Items from a data source:
==================================================

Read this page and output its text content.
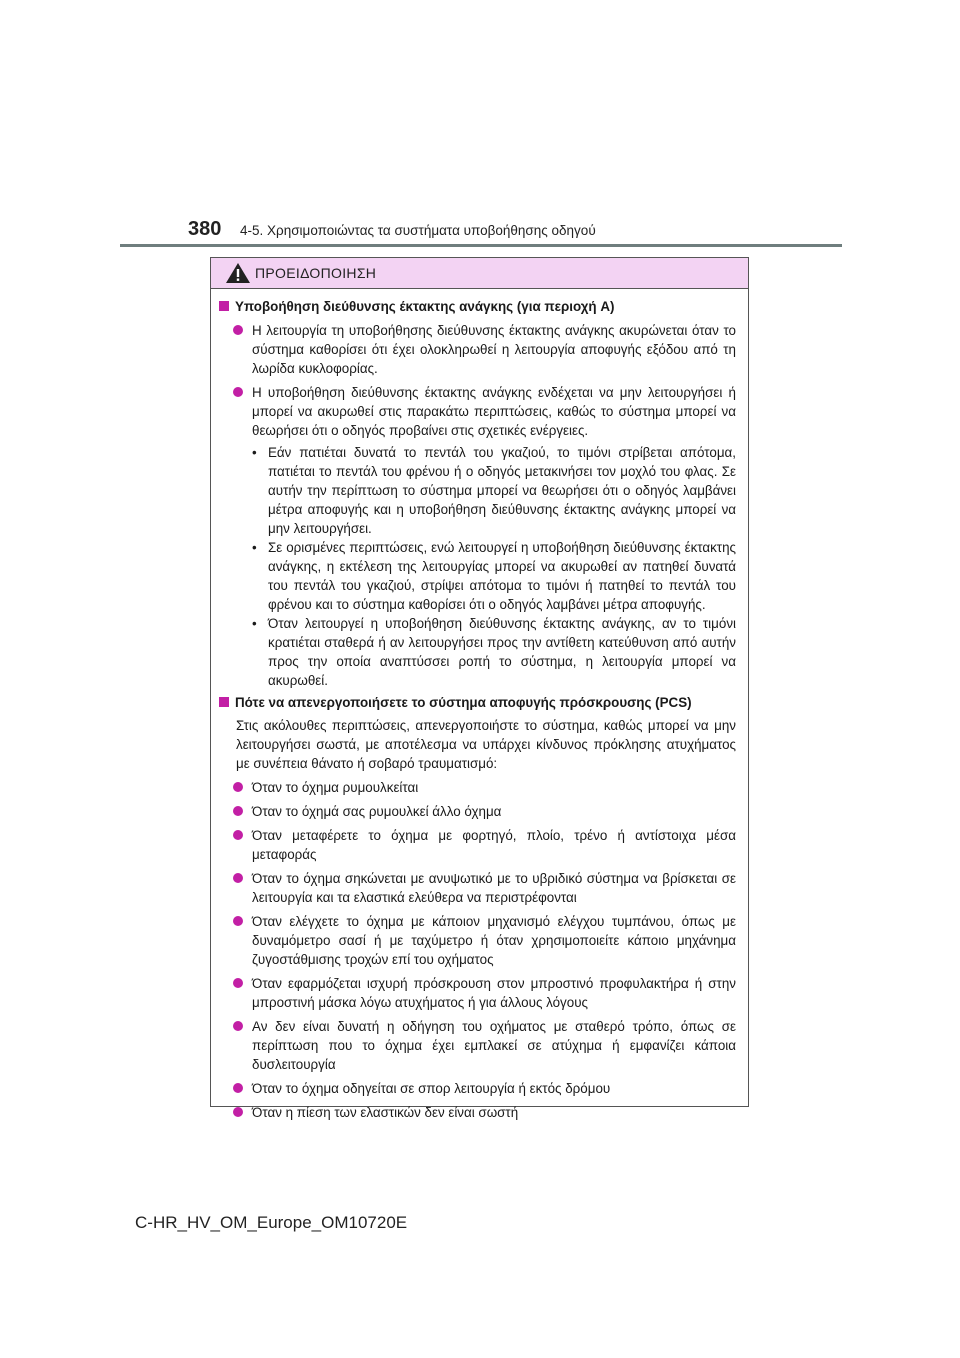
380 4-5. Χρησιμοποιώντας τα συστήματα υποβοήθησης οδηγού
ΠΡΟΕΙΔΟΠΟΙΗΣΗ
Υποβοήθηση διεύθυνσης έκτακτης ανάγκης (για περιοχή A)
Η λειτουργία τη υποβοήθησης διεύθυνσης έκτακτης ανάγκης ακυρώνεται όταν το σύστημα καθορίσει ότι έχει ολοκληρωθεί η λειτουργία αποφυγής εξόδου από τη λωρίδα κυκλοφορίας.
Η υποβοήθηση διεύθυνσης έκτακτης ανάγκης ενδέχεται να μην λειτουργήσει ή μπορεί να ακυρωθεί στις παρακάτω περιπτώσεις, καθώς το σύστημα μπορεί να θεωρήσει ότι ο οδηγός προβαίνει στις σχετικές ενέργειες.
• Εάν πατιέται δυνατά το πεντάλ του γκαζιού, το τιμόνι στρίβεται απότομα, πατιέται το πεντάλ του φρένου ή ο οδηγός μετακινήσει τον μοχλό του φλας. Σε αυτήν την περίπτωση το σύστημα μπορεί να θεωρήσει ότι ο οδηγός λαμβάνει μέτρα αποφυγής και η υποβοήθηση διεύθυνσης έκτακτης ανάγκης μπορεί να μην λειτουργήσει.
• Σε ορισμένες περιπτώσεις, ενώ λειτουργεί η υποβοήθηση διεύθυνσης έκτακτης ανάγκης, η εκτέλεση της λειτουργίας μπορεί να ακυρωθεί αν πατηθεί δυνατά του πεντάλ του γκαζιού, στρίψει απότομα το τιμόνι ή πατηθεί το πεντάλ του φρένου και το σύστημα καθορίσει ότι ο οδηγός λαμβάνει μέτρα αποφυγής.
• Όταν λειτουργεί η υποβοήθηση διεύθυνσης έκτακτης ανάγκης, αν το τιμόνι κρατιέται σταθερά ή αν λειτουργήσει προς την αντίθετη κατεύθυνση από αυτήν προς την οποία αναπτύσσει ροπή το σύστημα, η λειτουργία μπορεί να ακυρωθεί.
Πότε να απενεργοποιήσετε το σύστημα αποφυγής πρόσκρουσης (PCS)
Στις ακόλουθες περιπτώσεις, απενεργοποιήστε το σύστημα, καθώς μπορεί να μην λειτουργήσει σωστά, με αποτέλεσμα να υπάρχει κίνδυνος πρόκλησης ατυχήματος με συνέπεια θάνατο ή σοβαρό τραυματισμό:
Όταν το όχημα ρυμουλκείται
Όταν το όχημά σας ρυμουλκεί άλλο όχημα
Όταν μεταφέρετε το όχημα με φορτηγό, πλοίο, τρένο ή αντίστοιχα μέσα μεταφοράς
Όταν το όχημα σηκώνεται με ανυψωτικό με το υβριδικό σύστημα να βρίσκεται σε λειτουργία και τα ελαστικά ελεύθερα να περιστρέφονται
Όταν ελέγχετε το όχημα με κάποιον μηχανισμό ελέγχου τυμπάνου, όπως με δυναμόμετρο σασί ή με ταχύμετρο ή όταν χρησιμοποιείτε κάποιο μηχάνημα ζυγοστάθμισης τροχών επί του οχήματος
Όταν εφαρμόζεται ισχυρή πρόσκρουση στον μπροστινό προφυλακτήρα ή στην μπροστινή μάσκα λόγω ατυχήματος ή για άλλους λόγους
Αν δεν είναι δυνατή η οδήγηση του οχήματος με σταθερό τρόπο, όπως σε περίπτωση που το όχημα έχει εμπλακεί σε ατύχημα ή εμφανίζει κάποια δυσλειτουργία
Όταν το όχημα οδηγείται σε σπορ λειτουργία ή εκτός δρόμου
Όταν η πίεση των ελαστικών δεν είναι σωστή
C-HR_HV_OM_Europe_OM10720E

==================================================

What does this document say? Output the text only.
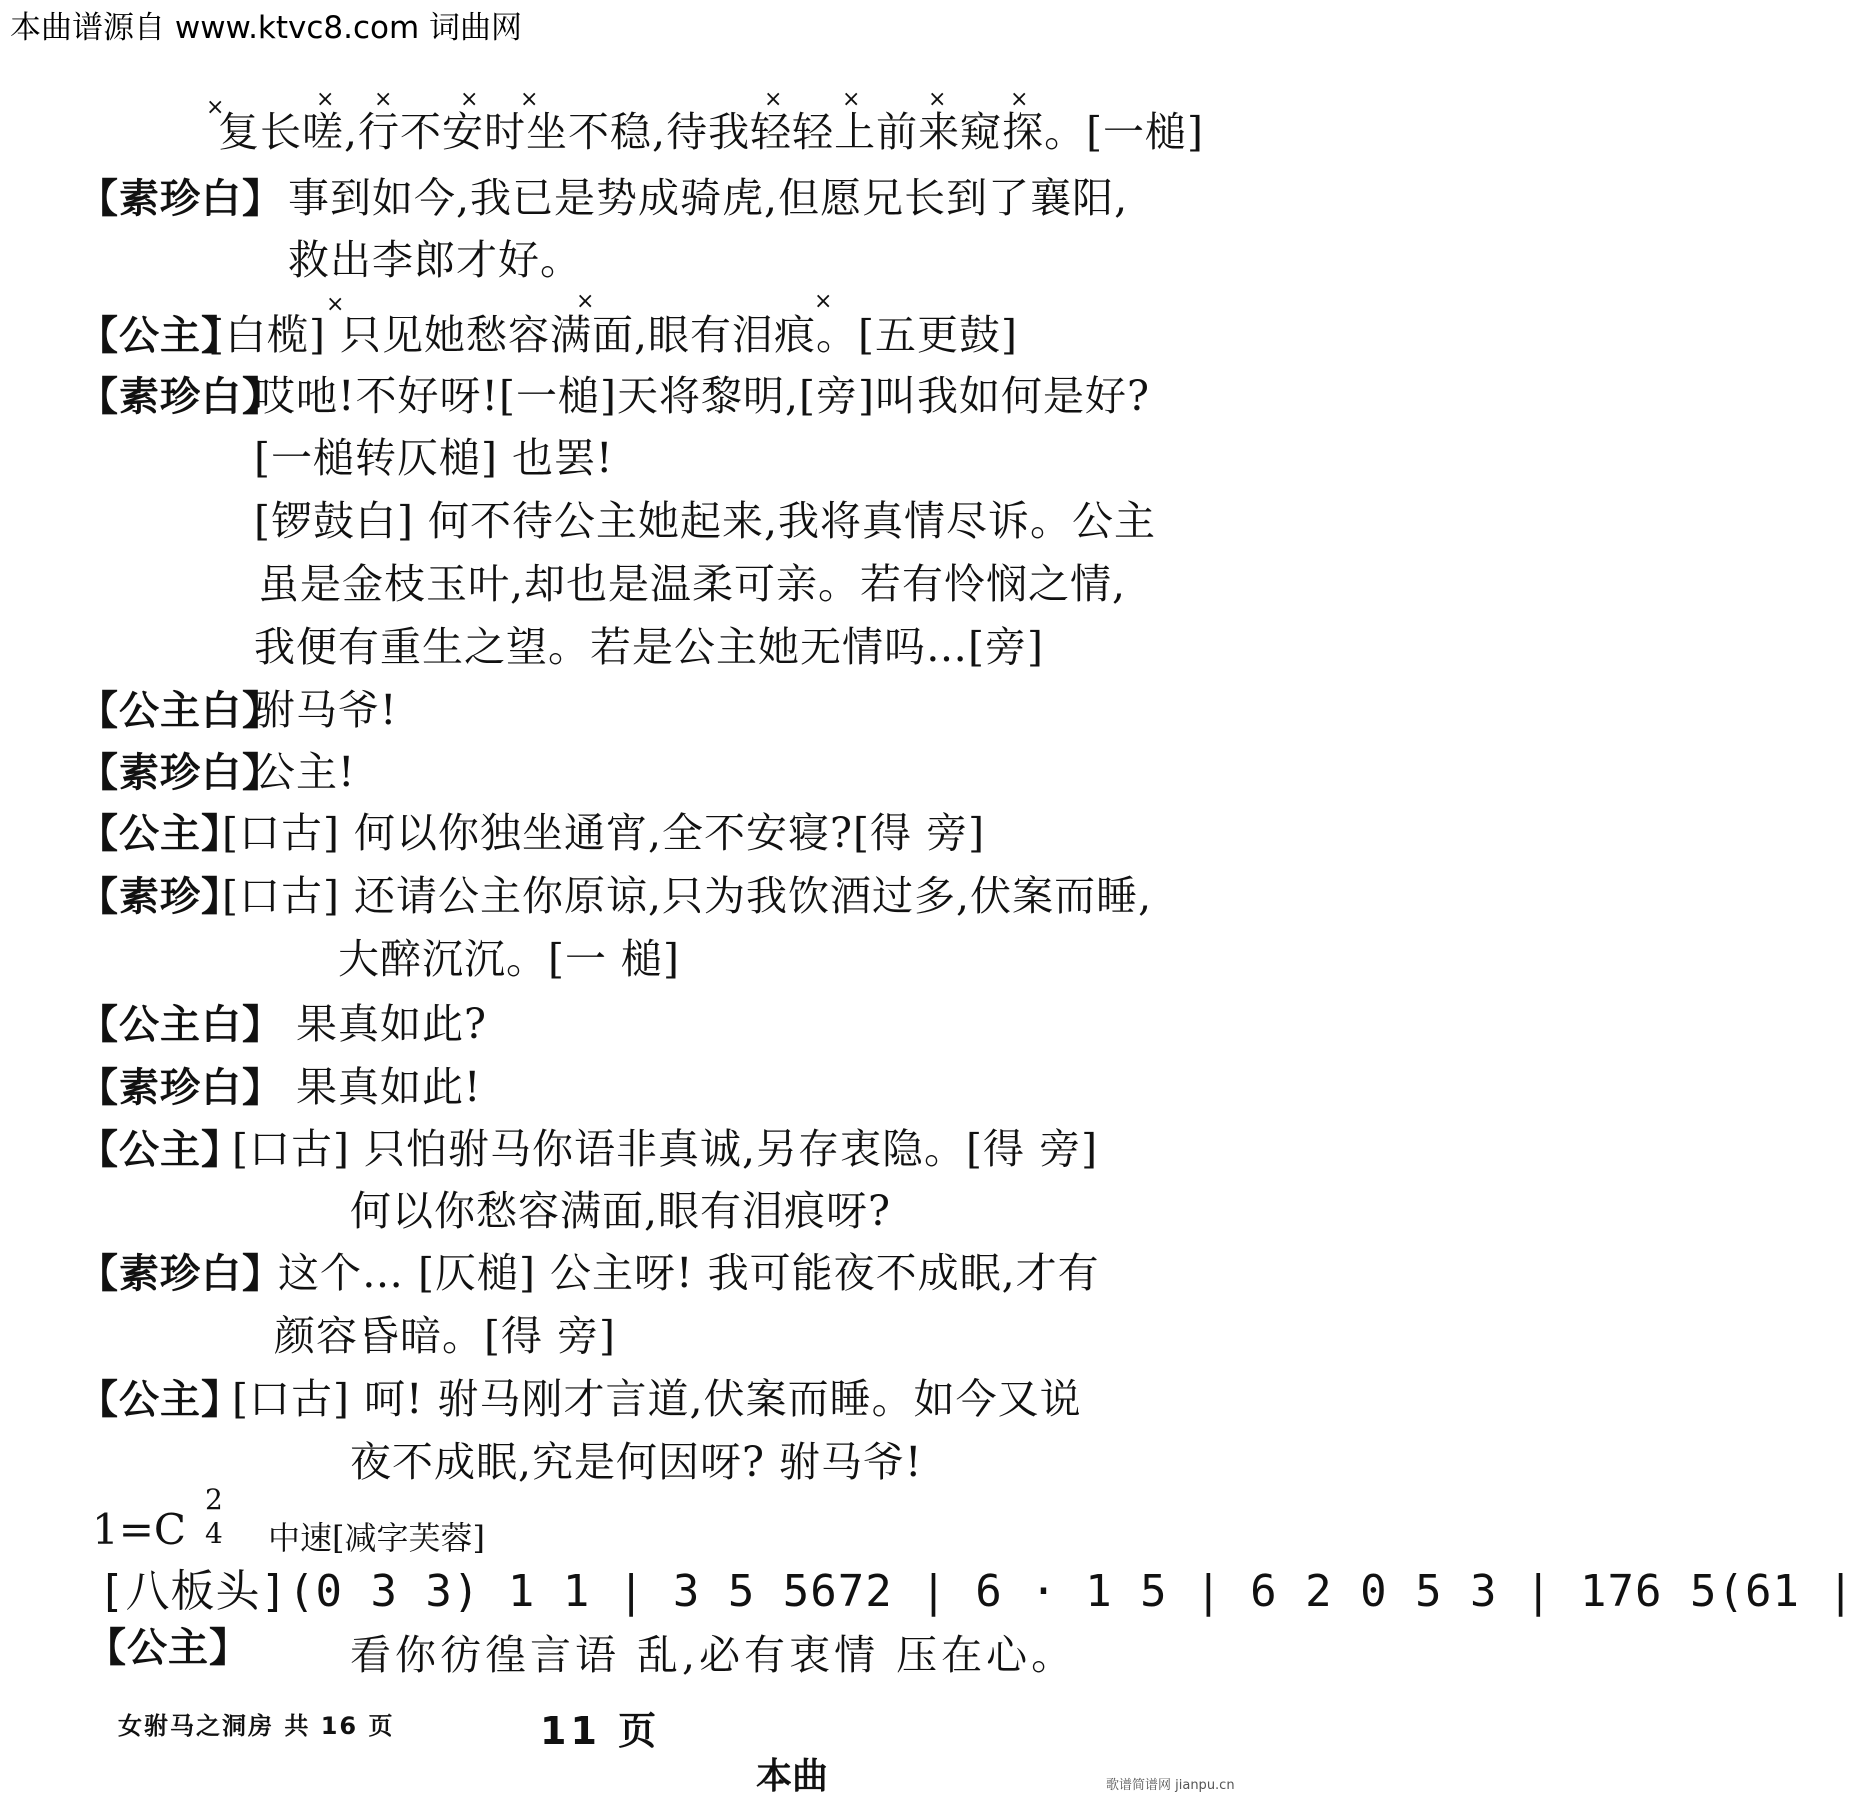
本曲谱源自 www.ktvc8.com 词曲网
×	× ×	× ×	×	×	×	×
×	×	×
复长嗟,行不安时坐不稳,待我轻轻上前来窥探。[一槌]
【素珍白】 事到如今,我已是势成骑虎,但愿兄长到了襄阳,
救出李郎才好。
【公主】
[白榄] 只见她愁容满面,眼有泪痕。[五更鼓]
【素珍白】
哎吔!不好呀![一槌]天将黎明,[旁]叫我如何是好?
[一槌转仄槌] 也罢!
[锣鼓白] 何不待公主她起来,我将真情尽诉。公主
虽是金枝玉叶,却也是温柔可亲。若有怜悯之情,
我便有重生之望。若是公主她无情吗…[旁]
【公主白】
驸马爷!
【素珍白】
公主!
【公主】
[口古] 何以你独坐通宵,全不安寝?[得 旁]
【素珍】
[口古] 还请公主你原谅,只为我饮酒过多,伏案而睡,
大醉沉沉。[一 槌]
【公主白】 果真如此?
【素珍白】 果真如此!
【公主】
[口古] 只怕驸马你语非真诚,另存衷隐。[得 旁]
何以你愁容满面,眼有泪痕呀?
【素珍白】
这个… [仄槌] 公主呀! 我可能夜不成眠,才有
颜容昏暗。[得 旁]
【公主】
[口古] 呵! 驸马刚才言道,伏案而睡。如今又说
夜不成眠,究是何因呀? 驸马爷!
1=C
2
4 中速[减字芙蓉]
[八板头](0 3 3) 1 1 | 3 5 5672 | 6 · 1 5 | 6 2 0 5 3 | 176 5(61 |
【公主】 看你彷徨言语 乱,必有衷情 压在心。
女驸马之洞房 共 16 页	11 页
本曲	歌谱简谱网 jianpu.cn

==================================================

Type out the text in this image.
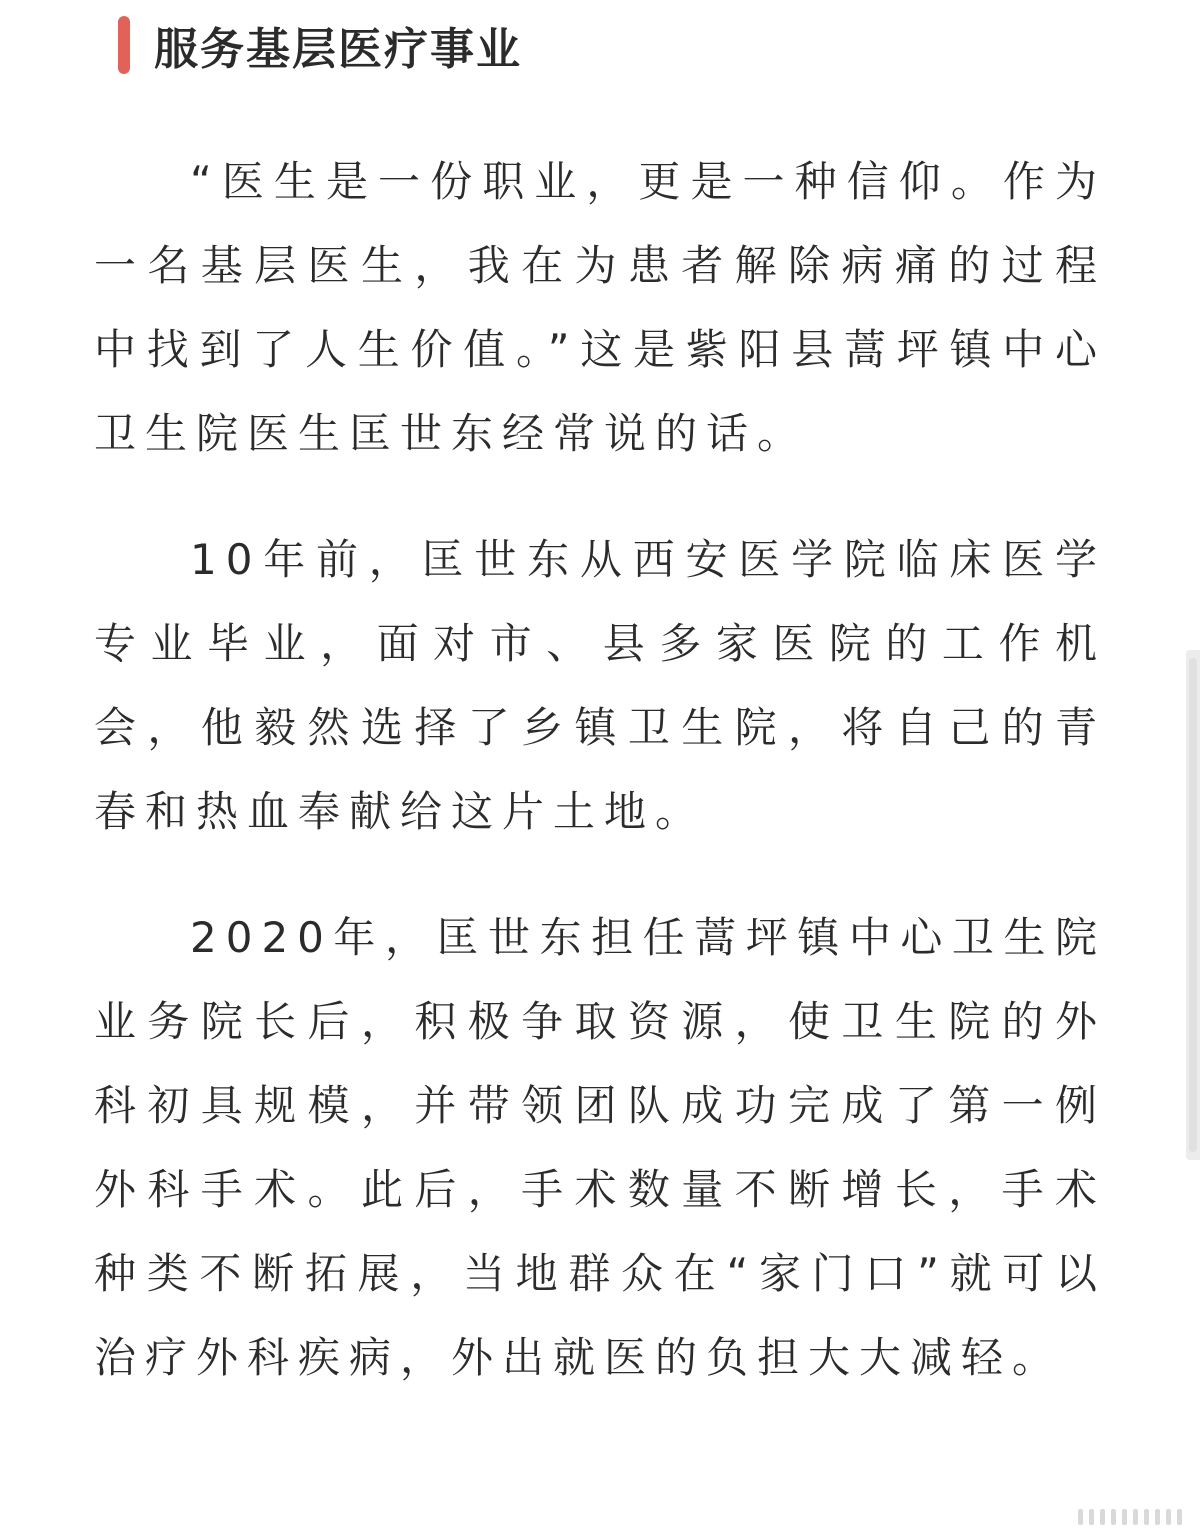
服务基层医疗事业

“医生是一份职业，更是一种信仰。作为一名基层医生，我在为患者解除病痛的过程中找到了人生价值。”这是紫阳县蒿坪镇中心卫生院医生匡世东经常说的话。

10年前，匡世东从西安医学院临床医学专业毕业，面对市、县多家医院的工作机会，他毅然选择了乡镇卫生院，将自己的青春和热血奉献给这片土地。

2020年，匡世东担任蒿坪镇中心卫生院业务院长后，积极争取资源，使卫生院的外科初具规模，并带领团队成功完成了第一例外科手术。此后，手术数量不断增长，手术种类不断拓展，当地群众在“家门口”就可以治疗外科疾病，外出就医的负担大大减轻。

==================================================

# Task details
Copy all lines above containing the string "είναι".

# Solution for this exercise
Αν δεν είναι δυνατή η οδήγηση του οχήματος με σταθερό τρόπο, όπως σε περίπτωση που το όχημα έχει εμπλακεί σε ατύχημα ή εμφανίζει κάποια δυσλειτουργία
Όταν η πίεση των ελαστικών δεν είναι σωστή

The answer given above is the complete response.